___ DATA SHOWN ___
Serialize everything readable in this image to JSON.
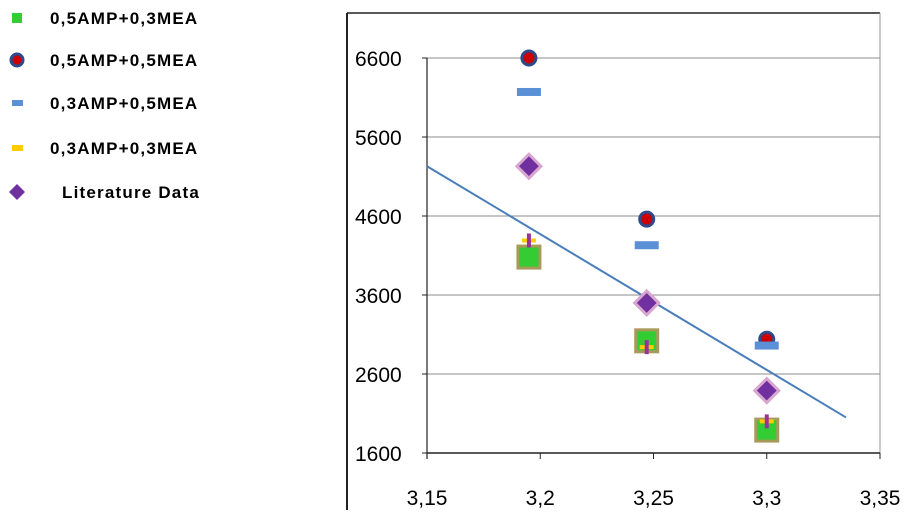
{
  "chart_data": {
    "type": "scatter",
    "title": "",
    "xlabel": "",
    "ylabel": "",
    "xlim": [
      3.15,
      3.35
    ],
    "ylim": [
      1600,
      6600
    ],
    "x_ticks": [
      "3,15",
      "3,2",
      "3,25",
      "3,3",
      "3,35"
    ],
    "y_ticks": [
      "1600",
      "2600",
      "3600",
      "4600",
      "5600",
      "6600"
    ],
    "grid": "horizontal",
    "legend_position": "left",
    "series": [
      {
        "name": "0,5AMP+0,3MEA",
        "color": "#33cc33",
        "edge_color": "#a89a5a",
        "marker": "square",
        "points": [
          [
            3.195,
            4080
          ],
          [
            3.247,
            3020
          ],
          [
            3.3,
            1890
          ]
        ]
      },
      {
        "name": "0,5AMP+0,5MEA",
        "color": "#cc0000",
        "edge_color": "#2e4a8a",
        "marker": "circle",
        "points": [
          [
            3.195,
            6600
          ],
          [
            3.247,
            4560
          ],
          [
            3.3,
            3040
          ]
        ]
      },
      {
        "name": "0,3AMP+0,5MEA",
        "color": "#5b8fd6",
        "edge_color": "#5b8fd6",
        "marker": "dash",
        "points": [
          [
            3.195,
            6170
          ],
          [
            3.247,
            4230
          ],
          [
            3.3,
            2960
          ]
        ]
      },
      {
        "name": "0,3AMP+0,3MEA",
        "color": "#ffcc00",
        "edge_color": "#993399",
        "marker": "plus",
        "points": [
          [
            3.195,
            4290
          ],
          [
            3.247,
            2940
          ],
          [
            3.3,
            2000
          ]
        ]
      },
      {
        "name": "Literature Data",
        "color": "#7030a0",
        "edge_color": "#d9a6d0",
        "marker": "diamond",
        "points": [
          [
            3.195,
            5230
          ],
          [
            3.247,
            3500
          ],
          [
            3.3,
            2390
          ]
        ]
      }
    ],
    "trendline": {
      "color": "#4a7ebb",
      "points": [
        [
          3.15,
          5230
        ],
        [
          3.335,
          2050
        ]
      ]
    }
  }
}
___
Omit every picture, then repeat the remaining data exactly as it appears above.

Serialize everything readable in this image to JSON.
{
  "chart_data": {
    "type": "scatter",
    "title": "",
    "xlabel": "",
    "ylabel": "",
    "xlim": [
      3.15,
      3.35
    ],
    "ylim": [
      1600,
      6600
    ],
    "x_ticks": [
      "3,15",
      "3,2",
      "3,25",
      "3,3",
      "3,35"
    ],
    "y_ticks": [
      "1600",
      "2600",
      "3600",
      "4600",
      "5600",
      "6600"
    ],
    "grid": "horizontal",
    "legend_position": "left",
    "series": [
      {
        "name": "0,5AMP+0,3MEA",
        "color": "#33cc33",
        "edge_color": "#a89a5a",
        "marker": "square",
        "points": [
          [
            3.195,
            4080
          ],
          [
            3.247,
            3020
          ],
          [
            3.3,
            1890
          ]
        ]
      },
      {
        "name": "0,5AMP+0,5MEA",
        "color": "#cc0000",
        "edge_color": "#2e4a8a",
        "marker": "circle",
        "points": [
          [
            3.195,
            6600
          ],
          [
            3.247,
            4560
          ],
          [
            3.3,
            3040
          ]
        ]
      },
      {
        "name": "0,3AMP+0,5MEA",
        "color": "#5b8fd6",
        "edge_color": "#5b8fd6",
        "marker": "dash",
        "points": [
          [
            3.195,
            6170
          ],
          [
            3.247,
            4230
          ],
          [
            3.3,
            2960
          ]
        ]
      },
      {
        "name": "0,3AMP+0,3MEA",
        "color": "#ffcc00",
        "edge_color": "#993399",
        "marker": "plus",
        "points": [
          [
            3.195,
            4290
          ],
          [
            3.247,
            2940
          ],
          [
            3.3,
            2000
          ]
        ]
      },
      {
        "name": "Literature Data",
        "color": "#7030a0",
        "edge_color": "#d9a6d0",
        "marker": "diamond",
        "points": [
          [
            3.195,
            5230
          ],
          [
            3.247,
            3500
          ],
          [
            3.3,
            2390
          ]
        ]
      }
    ],
    "trendline": {
      "color": "#4a7ebb",
      "points": [
        [
          3.15,
          5230
        ],
        [
          3.335,
          2050
        ]
      ]
    }
  }
}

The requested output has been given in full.